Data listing
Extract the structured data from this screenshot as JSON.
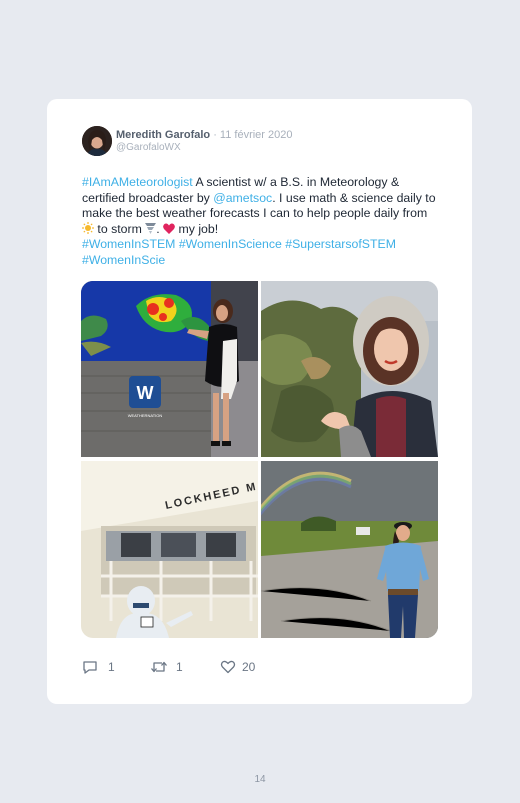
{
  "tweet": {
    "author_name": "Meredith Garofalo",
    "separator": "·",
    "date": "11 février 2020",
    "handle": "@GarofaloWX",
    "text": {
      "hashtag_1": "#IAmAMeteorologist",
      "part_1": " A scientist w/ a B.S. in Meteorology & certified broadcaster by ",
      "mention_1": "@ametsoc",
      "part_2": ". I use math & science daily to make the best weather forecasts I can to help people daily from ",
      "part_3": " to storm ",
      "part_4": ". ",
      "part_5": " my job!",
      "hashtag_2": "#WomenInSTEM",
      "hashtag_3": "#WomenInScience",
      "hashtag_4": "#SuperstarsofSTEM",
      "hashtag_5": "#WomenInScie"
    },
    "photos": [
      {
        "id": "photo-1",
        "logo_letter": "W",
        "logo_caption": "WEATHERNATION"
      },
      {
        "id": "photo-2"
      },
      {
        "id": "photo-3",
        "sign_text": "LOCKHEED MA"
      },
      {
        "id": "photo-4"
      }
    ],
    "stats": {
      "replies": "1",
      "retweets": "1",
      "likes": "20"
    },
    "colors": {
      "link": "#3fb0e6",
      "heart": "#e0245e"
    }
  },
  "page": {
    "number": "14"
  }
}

---

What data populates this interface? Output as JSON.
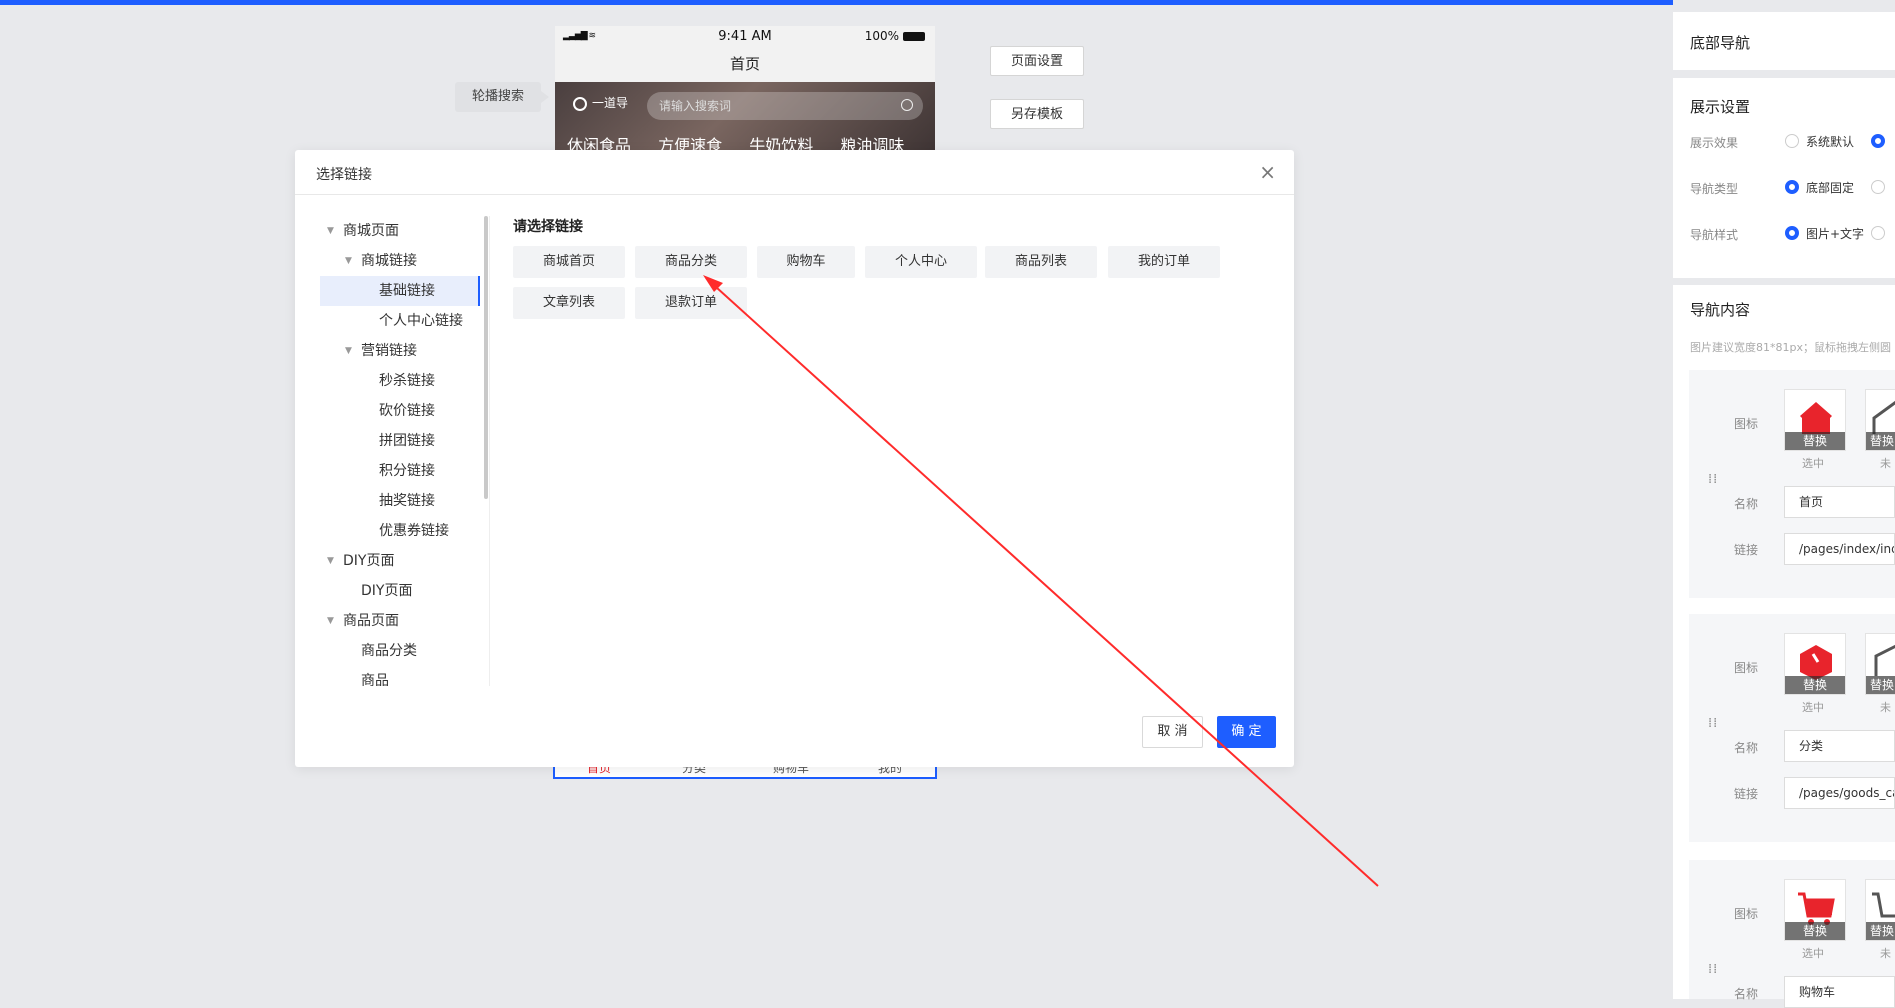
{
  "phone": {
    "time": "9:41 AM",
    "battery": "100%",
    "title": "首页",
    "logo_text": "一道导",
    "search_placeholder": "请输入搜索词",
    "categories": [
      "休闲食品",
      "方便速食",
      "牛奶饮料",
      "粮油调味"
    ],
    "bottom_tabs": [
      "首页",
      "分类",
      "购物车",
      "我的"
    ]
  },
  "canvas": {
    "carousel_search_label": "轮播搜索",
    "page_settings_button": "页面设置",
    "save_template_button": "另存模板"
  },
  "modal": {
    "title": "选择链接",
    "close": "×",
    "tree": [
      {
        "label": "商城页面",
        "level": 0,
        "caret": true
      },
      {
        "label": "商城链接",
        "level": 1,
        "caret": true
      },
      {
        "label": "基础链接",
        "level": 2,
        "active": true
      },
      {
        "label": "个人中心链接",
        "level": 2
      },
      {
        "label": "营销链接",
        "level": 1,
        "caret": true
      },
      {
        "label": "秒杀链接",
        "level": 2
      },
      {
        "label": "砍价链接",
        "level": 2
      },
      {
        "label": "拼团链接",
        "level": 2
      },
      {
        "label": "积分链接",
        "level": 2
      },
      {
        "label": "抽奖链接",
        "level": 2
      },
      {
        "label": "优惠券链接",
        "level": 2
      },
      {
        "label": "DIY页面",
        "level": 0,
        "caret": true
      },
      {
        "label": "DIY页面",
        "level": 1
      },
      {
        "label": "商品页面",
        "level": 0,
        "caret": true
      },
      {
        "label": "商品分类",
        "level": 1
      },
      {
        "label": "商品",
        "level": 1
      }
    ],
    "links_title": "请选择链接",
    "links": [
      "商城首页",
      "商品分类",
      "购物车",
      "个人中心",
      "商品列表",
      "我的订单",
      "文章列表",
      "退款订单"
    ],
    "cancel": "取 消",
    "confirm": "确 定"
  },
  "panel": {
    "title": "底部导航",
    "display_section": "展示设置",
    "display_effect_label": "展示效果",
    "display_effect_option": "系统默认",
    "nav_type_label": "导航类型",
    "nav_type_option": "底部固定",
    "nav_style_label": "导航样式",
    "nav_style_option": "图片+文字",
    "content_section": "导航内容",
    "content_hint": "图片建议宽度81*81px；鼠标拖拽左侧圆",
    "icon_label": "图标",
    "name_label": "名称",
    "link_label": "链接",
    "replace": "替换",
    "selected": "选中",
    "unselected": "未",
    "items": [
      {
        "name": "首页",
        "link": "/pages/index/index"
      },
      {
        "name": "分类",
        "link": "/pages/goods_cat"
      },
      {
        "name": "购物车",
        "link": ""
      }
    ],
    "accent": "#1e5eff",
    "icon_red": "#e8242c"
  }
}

* * *

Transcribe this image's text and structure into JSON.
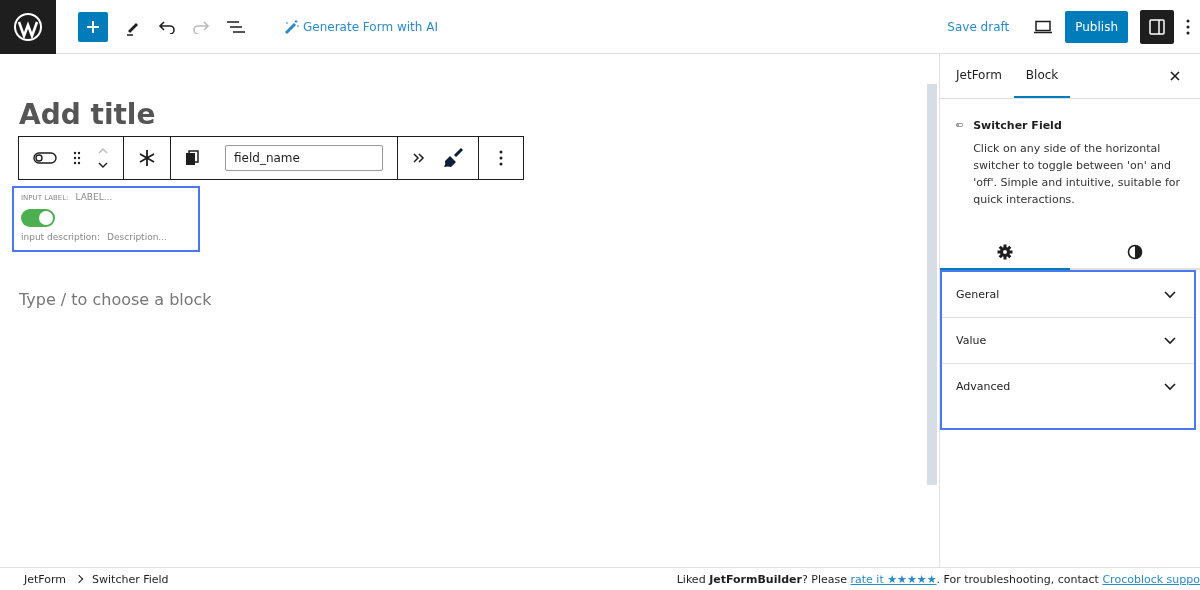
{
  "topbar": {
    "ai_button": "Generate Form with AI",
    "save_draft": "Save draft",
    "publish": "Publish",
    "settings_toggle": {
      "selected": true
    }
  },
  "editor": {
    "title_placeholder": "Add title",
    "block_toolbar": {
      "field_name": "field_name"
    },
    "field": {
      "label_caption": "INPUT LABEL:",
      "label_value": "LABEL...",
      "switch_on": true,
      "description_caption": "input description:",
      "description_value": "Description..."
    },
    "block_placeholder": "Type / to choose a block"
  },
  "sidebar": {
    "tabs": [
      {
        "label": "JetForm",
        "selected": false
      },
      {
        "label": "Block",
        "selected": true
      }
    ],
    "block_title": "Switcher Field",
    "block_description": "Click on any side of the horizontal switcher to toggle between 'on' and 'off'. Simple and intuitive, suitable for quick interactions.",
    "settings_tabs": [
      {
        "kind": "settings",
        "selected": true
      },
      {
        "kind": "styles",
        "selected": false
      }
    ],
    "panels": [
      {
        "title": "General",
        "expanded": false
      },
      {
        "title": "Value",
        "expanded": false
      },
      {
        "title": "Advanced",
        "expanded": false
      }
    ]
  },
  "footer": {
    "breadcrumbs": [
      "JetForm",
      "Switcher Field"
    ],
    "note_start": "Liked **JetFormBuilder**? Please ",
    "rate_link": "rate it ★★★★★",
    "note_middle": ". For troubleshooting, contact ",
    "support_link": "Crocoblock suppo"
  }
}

## STATED TASK
Each line that holds the string "pages" counts once; give the total and nothing else.

## REPLY
2